**Instructions to follow:** Show every line containing "利用温室无土栽培方式种植花卉" by copying it.

**Given records:**
start

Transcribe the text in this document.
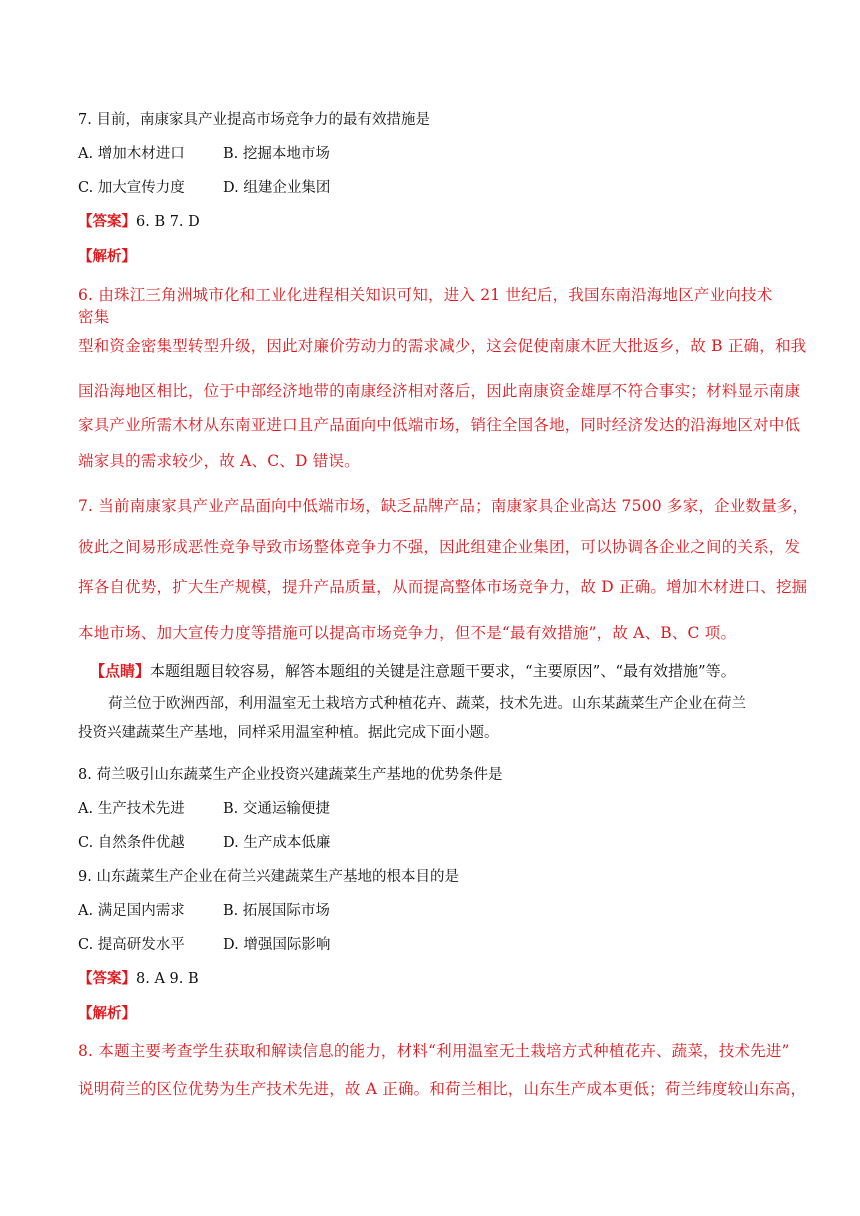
7. 目前，南康家具产业提高市场竞争力的最有效措施是
A. 增加木材进口	B. 挖掘本地市场
C. 加大宣传力度	D. 组建企业集团
【答案】6. B 7. D
【解析】

6. 由珠江三角洲城市化和工业化进程相关知识可知，进入 21 世纪后，我国东南沿海地区产业向技术密集

型和资金密集型转型升级，因此对廉价劳动力的需求减少，这会促使南康木匠大批返乡，故 B 正确，和我

国沿海地区相比，位于中部经济地带的南康经济相对落后，因此南康资金雄厚不符合事实；材料显示南康

家具产业所需木材从东南亚进口且产品面向中低端市场，销往全国各地，同时经济发达的沿海地区对中低

端家具的需求较少，故 A、C、D 错误。

7. 当前南康家具产业产品面向中低端市场，缺乏品牌产品；南康家具企业高达 7500 多家，企业数量多，

彼此之间易形成恶性竞争导致市场整体竞争力不强，因此组建企业集团，可以协调各企业之间的关系，发

挥各自优势，扩大生产规模，提升产品质量，从而提高整体市场竞争力，故 D 正确。增加木材进口、挖掘

本地市场、加大宣传力度等措施可以提高市场竞争力，但不是“最有效措施”，故 A、B、C 项。

【点睛】本题组题目较容易，解答本题组的关键是注意题干要求，“主要原因”、“最有效措施”等。
荷兰位于欧洲西部，利用温室无土栽培方式种植花卉、蔬菜，技术先进。山东某蔬菜生产企业在荷兰
投资兴建蔬菜生产基地，同样采用温室种植。据此完成下面小题。
8. 荷兰吸引山东蔬菜生产企业投资兴建蔬菜生产基地的优势条件是
A. 生产技术先进	B. 交通运输便捷
C. 自然条件优越	D. 生产成本低廉
9. 山东蔬菜生产企业在荷兰兴建蔬菜生产基地的根本目的是
A. 满足国内需求	B. 拓展国际市场
C. 提高研发水平	D. 增强国际影响
【答案】8. A 9. B
【解析】

8. 本题主要考查学生获取和解读信息的能力，材料“利用温室无土栽培方式种植花卉、蔬菜，技术先进”

说明荷兰的区位优势为生产技术先进，故 A 正确。和荷兰相比，山东生产成本更低；荷兰纬度较山东高，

end

**Correct response:**
荷兰位于欧洲西部，利用温室无土栽培方式种植花卉、蔬菜，技术先进。山东某蔬菜生产企业在荷兰
8. 本题主要考查学生获取和解读信息的能力，材料“利用温室无土栽培方式种植花卉、蔬菜，技术先进”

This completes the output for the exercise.